> **Task statement**:
Repeat each line word for word.

(A run of records)
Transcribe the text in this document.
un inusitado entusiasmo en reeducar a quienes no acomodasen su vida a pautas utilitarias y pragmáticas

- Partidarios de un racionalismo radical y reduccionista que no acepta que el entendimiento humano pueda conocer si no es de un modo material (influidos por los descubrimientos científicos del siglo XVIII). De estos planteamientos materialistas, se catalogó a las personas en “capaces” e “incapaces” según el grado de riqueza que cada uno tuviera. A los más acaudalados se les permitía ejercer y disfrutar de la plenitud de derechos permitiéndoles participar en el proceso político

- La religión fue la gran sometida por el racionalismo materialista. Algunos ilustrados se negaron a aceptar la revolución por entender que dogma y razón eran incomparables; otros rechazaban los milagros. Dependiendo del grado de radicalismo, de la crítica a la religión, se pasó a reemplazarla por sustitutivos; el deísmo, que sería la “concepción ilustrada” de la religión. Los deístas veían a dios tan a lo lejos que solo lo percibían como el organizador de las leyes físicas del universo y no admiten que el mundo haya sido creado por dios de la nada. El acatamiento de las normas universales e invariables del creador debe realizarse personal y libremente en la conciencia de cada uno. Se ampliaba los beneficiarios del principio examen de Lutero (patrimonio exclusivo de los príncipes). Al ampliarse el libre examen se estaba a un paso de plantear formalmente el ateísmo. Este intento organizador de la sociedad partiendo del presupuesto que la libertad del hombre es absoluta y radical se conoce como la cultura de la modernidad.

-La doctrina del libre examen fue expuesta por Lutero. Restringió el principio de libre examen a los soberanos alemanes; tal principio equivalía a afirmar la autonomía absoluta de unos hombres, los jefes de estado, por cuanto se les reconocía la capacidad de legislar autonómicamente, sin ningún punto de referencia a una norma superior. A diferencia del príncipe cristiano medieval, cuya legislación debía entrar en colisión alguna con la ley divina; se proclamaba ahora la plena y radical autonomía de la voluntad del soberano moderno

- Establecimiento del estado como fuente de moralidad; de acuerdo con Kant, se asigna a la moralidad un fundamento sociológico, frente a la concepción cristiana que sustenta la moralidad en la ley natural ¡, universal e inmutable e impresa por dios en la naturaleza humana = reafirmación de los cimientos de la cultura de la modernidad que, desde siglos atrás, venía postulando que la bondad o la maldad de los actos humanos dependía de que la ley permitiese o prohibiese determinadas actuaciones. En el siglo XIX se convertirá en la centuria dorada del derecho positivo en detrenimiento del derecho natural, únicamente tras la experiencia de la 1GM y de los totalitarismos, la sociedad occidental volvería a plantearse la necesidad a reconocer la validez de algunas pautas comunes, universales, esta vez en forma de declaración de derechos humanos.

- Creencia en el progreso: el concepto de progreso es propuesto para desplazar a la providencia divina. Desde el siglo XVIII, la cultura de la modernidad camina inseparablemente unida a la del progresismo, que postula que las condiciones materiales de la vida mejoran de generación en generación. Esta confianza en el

> **Response to this task**:
Transcribe the text in this document.
un inusitado entusiasmo en reeducar a quienes no acomodasen su vida a pautas utilitarias y pragmáticas

- Partidarios de un racionalismo radical y reduccionista que no acepta que el entendimiento humano pueda conocer si no es de un modo material (influidos por los descubrimientos científicos del siglo XVIII). De estos planteamientos materialistas, se catalogó a las personas en “capaces” e “incapaces” según el grado de riqueza que cada uno tuviera. A los más acaudalados se les permitía ejercer y disfrutar de la plenitud de derechos permitiéndoles participar en el proceso político

- La religión fue la gran sometida por el racionalismo materialista. Algunos ilustrados se negaron a aceptar la revolución por entender que dogma y razón eran incomparables; otros rechazaban los milagros. Dependiendo del grado de radicalismo, de la crítica a la religión, se pasó a reemplazarla por sustitutivos; el deísmo, que sería la “concepción ilustrada” de la religión. Los deístas veían a dios tan a lo lejos que solo lo percibían como el organizador de las leyes físicas del universo y no admiten que el mundo haya sido creado por dios de la nada. El acatamiento de las normas universales e invariables del creador debe realizarse personal y libremente en la conciencia de cada uno. Se ampliaba los beneficiarios del principio examen de Lutero (patrimonio exclusivo de los príncipes). Al ampliarse el libre examen se estaba a un paso de plantear formalmente el ateísmo. Este intento organizador de la sociedad partiendo del presupuesto que la libertad del hombre es absoluta y radical se conoce como la cultura de la modernidad.

-La doctrina del libre examen fue expuesta por Lutero. Restringió el principio de libre examen a los soberanos alemanes; tal principio equivalía a afirmar la autonomía absoluta de unos hombres, los jefes de estado, por cuanto se les reconocía la capacidad de legislar autonómicamente, sin ningún punto de referencia a una norma superior. A diferencia del príncipe cristiano medieval, cuya legislación debía entrar en colisión alguna con la ley divina; se proclamaba ahora la plena y radical autonomía de la voluntad del soberano moderno

- Establecimiento del estado como fuente de moralidad; de acuerdo con Kant, se asigna a la moralidad un fundamento sociológico, frente a la concepción cristiana que sustenta la moralidad en la ley natural ¡, universal e inmutable e impresa por dios en la naturaleza humana = reafirmación de los cimientos de la cultura de la modernidad que, desde siglos atrás, venía postulando que la bondad o la maldad de los actos humanos dependía de que la ley permitiese o prohibiese determinadas actuaciones. En el siglo XIX se convertirá en la centuria dorada del derecho positivo en detrenimiento del derecho natural, únicamente tras la experiencia de la 1GM y de los totalitarismos, la sociedad occidental volvería a plantearse la necesidad a reconocer la validez de algunas pautas comunes, universales, esta vez en forma de declaración de derechos humanos.

- Creencia en el progreso: el concepto de progreso es propuesto para desplazar a la providencia divina. Desde el siglo XVIII, la cultura de la modernidad camina inseparablemente unida a la del progresismo, que postula que las condiciones materiales de la vida mejoran de generación en generación. Esta confianza en el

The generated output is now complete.